- [What you should do] In the listing below, find every line containing "data" and copy it out.
|---|
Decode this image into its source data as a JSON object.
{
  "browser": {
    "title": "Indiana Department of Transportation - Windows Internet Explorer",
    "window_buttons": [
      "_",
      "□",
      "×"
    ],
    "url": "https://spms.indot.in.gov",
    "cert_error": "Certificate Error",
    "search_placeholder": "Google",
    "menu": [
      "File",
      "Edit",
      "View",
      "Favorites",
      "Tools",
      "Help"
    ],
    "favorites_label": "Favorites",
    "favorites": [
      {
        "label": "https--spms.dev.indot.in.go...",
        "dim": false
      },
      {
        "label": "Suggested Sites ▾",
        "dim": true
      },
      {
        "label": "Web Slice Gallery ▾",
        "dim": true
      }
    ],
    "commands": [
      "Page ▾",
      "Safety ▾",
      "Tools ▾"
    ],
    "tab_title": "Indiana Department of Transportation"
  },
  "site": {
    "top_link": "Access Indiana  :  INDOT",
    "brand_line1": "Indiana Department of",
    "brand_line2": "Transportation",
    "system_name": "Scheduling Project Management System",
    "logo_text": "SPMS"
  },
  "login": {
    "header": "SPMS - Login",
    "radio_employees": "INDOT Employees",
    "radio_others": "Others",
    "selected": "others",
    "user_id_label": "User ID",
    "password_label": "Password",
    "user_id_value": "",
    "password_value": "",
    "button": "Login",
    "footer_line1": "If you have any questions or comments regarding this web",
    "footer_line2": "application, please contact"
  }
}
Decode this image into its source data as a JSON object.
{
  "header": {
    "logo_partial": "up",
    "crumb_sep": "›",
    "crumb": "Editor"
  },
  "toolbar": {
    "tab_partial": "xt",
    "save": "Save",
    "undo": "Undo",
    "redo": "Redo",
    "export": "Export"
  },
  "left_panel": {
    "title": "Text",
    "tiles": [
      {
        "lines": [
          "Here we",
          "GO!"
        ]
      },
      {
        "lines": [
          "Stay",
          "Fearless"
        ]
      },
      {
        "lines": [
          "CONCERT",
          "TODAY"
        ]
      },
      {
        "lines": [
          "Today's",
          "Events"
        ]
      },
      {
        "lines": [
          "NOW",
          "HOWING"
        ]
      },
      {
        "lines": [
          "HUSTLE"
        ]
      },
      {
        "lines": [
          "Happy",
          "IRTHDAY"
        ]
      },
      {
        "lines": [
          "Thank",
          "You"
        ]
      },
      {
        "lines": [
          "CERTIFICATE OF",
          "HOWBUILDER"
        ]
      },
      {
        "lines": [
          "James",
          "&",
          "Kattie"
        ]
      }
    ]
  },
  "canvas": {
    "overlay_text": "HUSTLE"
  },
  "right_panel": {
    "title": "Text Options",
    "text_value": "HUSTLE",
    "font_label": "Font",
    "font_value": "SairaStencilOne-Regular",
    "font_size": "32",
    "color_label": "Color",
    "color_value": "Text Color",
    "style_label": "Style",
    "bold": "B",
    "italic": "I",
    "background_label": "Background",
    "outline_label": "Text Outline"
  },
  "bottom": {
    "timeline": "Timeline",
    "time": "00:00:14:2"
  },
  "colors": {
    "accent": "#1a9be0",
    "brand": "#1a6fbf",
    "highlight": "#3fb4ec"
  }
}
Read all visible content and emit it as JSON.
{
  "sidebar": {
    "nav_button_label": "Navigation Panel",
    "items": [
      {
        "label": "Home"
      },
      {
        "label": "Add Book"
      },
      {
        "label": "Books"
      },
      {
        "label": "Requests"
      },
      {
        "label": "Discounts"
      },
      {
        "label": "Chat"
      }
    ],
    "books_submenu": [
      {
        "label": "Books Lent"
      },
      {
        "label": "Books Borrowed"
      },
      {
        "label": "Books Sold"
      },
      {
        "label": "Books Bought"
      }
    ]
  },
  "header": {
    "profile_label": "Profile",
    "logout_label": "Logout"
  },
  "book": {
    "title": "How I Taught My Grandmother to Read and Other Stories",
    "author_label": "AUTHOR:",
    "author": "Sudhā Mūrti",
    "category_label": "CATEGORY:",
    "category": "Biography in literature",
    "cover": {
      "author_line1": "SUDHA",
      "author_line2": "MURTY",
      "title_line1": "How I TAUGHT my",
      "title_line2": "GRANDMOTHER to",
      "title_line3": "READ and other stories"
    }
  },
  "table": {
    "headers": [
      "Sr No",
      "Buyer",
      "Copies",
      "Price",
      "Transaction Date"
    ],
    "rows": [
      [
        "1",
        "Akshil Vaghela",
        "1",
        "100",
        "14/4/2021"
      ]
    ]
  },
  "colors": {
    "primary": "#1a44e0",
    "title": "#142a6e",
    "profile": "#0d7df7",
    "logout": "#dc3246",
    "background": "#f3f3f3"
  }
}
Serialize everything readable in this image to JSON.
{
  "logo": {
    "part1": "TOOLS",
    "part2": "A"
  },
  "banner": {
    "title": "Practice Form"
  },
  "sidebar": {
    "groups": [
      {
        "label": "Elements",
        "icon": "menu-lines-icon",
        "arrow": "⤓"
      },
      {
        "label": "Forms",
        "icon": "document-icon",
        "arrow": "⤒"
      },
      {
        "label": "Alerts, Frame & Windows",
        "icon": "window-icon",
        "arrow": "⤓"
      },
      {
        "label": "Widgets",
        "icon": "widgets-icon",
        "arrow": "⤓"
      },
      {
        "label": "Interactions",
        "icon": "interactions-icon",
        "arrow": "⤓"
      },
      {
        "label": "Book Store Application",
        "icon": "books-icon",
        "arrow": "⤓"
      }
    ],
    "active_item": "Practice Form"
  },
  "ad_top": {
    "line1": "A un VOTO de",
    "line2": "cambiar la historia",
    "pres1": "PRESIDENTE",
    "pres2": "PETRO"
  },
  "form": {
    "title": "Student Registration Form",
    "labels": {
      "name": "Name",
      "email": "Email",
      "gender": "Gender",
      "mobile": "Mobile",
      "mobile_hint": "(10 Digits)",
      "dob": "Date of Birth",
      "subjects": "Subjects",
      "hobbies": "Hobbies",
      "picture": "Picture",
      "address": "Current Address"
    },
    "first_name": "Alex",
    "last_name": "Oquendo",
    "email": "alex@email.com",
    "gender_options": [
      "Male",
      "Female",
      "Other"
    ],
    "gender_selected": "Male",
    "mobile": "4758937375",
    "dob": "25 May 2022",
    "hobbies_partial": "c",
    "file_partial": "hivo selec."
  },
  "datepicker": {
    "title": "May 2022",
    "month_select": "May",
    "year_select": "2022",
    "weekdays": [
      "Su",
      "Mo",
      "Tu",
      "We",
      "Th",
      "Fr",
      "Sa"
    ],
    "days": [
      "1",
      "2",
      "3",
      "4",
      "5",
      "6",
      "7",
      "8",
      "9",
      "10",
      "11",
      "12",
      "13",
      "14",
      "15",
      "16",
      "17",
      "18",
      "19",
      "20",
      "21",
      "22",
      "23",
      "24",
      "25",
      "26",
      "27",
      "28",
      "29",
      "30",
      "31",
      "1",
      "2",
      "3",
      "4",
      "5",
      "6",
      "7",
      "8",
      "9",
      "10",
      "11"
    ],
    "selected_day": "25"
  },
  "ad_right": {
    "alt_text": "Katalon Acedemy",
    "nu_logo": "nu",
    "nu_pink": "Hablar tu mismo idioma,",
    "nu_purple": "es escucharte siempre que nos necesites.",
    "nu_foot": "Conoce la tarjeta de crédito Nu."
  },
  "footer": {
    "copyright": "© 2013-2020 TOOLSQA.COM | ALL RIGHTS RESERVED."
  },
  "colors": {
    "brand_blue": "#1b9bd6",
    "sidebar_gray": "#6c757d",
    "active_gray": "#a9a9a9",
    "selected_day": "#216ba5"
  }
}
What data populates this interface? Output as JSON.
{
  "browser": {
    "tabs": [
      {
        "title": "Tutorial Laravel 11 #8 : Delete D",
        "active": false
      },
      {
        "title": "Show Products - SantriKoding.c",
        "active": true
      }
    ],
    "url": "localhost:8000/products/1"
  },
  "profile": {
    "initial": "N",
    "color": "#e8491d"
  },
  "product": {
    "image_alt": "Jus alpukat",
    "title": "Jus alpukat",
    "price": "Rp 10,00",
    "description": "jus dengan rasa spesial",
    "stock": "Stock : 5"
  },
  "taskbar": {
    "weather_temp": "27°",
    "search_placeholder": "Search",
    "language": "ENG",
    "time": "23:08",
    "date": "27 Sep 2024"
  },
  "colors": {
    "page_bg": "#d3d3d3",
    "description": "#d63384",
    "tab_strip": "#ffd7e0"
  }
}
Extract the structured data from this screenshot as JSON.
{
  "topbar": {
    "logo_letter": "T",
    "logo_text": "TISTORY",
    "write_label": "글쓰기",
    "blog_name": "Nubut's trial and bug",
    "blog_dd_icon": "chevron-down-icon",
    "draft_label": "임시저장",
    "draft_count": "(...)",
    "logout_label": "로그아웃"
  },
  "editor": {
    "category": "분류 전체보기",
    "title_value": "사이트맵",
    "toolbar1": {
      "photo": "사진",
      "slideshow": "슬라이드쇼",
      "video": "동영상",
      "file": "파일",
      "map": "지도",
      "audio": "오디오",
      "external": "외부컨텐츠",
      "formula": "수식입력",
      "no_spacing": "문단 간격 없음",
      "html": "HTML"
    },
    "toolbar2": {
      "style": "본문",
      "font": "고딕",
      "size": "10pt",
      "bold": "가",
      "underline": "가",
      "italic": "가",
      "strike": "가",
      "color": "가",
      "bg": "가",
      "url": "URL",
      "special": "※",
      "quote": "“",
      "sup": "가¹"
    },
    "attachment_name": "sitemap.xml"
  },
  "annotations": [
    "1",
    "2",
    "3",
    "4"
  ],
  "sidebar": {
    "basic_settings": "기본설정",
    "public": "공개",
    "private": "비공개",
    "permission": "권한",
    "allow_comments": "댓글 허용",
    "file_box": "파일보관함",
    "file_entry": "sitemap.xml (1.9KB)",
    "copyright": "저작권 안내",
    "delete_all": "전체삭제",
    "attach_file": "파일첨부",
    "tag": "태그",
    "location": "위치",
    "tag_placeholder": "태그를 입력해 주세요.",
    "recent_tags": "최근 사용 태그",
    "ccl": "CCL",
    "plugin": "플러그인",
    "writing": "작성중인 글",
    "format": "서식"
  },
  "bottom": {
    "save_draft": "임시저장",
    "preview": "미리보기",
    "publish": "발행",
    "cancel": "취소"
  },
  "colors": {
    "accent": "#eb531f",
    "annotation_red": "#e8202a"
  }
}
|---|
- [Complete output]
Decode this image into its source data as a JSON object.
Decode this image into its source data as a JSON object.
What data populates this interface? Output as JSON.
Extract the structured data from this screenshot as JSON.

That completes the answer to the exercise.